* **GOAL**: Please reproduce every record, keeping each one exactly as written.

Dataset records

□ □ □ □ □

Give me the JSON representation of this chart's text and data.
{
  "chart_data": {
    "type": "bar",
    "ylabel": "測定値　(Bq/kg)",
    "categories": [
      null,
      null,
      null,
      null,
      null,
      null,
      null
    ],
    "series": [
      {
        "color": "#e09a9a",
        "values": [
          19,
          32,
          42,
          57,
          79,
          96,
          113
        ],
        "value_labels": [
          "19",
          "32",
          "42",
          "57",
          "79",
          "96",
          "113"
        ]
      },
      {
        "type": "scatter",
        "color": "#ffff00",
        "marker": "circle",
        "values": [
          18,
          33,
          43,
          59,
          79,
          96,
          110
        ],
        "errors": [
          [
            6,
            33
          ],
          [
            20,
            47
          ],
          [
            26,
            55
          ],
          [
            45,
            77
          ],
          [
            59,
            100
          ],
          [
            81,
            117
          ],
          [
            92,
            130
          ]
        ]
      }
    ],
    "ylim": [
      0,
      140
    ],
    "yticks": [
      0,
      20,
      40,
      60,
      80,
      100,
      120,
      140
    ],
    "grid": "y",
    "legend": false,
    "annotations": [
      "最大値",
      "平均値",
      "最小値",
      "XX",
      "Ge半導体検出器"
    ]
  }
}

□ □ □ □ □

* **RIGHT ANSWER**:
Give me the JSON representation of this chart's text and data.
{
  "chart_data": {
    "type": "bar",
    "ylabel": "測定値　(Bq/kg)",
    "categories": [
      null,
      null,
      null,
      null,
      null,
      null,
      null
    ],
    "series": [
      {
        "color": "#e09a9a",
        "values": [
          19,
          32,
          42,
          57,
          79,
          96,
          113
        ],
        "value_labels": [
          "19",
          "32",
          "42",
          "57",
          "79",
          "96",
          "113"
        ]
      },
      {
        "type": "scatter",
        "color": "#ffff00",
        "marker": "circle",
        "values": [
          18,
          33,
          43,
          59,
          79,
          96,
          110
        ],
        "errors": [
          [
            6,
            33
          ],
          [
            20,
            47
          ],
          [
            26,
            55
          ],
          [
            45,
            77
          ],
          [
            59,
            100
          ],
          [
            81,
            117
          ],
          [
            92,
            130
          ]
        ]
      }
    ],
    "ylim": [
      0,
      140
    ],
    "yticks": [
      0,
      20,
      40,
      60,
      80,
      100,
      120,
      140
    ],
    "grid": "y",
    "legend": false,
    "annotations": [
      "最大値",
      "平均値",
      "最小値",
      "XX",
      "Ge半導体検出器"
    ]
  }
}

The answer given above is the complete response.